(Stored records)
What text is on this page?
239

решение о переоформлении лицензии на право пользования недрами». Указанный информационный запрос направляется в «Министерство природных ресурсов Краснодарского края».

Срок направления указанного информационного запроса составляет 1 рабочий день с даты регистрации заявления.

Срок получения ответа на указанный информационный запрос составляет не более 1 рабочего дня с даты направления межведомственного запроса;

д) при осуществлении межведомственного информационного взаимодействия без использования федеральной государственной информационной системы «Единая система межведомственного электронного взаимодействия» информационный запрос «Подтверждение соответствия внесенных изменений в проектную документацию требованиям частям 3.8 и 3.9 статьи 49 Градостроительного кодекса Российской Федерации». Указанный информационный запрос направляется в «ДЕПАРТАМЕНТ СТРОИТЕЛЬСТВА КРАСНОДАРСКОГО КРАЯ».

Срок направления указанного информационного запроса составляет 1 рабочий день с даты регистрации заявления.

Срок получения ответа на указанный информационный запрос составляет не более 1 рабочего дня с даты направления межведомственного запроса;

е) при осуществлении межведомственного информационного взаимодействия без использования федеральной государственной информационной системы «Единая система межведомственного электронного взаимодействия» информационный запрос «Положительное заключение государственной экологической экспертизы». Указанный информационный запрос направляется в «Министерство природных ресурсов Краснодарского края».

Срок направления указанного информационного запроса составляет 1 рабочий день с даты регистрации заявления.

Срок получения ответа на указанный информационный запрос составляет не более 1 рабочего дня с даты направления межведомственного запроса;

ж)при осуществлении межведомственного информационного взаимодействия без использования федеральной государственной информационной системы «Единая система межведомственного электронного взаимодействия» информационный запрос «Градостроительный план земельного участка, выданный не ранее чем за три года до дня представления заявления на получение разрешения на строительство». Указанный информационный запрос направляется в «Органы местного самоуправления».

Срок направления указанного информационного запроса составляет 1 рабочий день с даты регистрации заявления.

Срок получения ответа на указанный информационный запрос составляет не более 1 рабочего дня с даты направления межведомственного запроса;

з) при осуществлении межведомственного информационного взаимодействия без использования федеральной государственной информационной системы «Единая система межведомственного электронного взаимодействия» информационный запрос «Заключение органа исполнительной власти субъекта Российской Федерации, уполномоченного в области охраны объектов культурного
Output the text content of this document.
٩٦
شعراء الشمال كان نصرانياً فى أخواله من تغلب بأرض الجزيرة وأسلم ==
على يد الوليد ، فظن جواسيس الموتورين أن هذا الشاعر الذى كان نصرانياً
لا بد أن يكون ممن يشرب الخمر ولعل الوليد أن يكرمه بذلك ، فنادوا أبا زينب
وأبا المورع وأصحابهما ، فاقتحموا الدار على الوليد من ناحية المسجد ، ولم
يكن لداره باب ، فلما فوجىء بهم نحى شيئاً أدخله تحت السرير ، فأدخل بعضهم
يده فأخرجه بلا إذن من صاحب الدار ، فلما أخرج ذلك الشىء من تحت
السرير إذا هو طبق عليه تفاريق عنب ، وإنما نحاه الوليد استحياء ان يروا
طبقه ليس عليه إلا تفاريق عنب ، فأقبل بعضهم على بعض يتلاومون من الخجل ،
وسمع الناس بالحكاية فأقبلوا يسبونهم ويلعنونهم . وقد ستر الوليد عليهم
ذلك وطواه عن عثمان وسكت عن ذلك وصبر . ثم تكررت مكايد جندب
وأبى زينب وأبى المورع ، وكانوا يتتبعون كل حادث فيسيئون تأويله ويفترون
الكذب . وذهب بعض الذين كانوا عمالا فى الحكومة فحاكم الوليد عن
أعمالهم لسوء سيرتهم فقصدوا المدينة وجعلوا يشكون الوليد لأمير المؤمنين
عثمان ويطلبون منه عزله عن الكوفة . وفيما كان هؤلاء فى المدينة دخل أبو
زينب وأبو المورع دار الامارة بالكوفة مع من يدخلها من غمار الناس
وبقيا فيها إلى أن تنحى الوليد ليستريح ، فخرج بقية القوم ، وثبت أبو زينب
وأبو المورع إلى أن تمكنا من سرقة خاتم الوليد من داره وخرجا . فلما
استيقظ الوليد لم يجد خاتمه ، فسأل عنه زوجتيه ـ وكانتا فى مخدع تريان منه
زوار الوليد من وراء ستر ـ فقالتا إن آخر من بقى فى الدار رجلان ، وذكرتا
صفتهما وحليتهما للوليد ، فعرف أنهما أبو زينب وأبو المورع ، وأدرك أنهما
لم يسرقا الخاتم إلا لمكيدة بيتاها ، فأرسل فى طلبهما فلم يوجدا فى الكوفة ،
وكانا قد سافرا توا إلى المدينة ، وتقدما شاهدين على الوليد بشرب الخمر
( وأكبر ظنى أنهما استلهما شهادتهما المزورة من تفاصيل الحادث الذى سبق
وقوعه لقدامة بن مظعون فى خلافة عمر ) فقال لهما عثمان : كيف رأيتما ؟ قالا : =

EXERCISE TASK:
Write out each line of the data that holds the string "نصرانيا".

IN RESPONSE:
شعراء الشمال كان نصرانياً فى أخواله من تغلب بأرض الجزيرة وأسلم ==
على يد الوليد ، فظن جواسيس الموتورين أن هذا الشاعر الذى كان نصرانياً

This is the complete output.